YOUR OBJECTIVE: Copy every line of the listing exactly.

ITEMS:
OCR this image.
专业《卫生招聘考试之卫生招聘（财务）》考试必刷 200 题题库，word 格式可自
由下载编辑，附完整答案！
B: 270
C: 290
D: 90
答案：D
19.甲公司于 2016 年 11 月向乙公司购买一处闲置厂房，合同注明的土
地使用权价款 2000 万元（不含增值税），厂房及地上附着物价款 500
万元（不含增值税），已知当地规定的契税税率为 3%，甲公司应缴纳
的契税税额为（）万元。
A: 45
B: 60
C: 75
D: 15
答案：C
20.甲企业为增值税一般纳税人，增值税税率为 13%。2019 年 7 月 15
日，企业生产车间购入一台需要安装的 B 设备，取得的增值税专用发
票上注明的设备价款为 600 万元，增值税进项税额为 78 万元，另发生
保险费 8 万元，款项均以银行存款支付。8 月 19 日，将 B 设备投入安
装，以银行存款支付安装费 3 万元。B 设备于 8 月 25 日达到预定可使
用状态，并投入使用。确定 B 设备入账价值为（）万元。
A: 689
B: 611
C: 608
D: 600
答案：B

SOLVED EXERCISE:
OCR this image.
专业《卫生招聘考试之卫生招聘（财务）》考试必刷 200 题题库，word 格式可自
由下载编辑，附完整答案！
B: 270
C: 290
D: 90
答案：D
19.甲公司于 2016 年 11 月向乙公司购买一处闲置厂房，合同注明的土
地使用权价款 2000 万元（不含增值税），厂房及地上附着物价款 500
万元（不含增值税），已知当地规定的契税税率为 3%，甲公司应缴纳
的契税税额为（）万元。
A: 45
B: 60
C: 75
D: 15
答案：C
20.甲企业为增值税一般纳税人，增值税税率为 13%。2019 年 7 月 15
日，企业生产车间购入一台需要安装的 B 设备，取得的增值税专用发
票上注明的设备价款为 600 万元，增值税进项税额为 78 万元，另发生
保险费 8 万元，款项均以银行存款支付。8 月 19 日，将 B 设备投入安
装，以银行存款支付安装费 3 万元。B 设备于 8 月 25 日达到预定可使
用状态，并投入使用。确定 B 设备入账价值为（）万元。
A: 689
B: 611
C: 608
D: 600
答案：B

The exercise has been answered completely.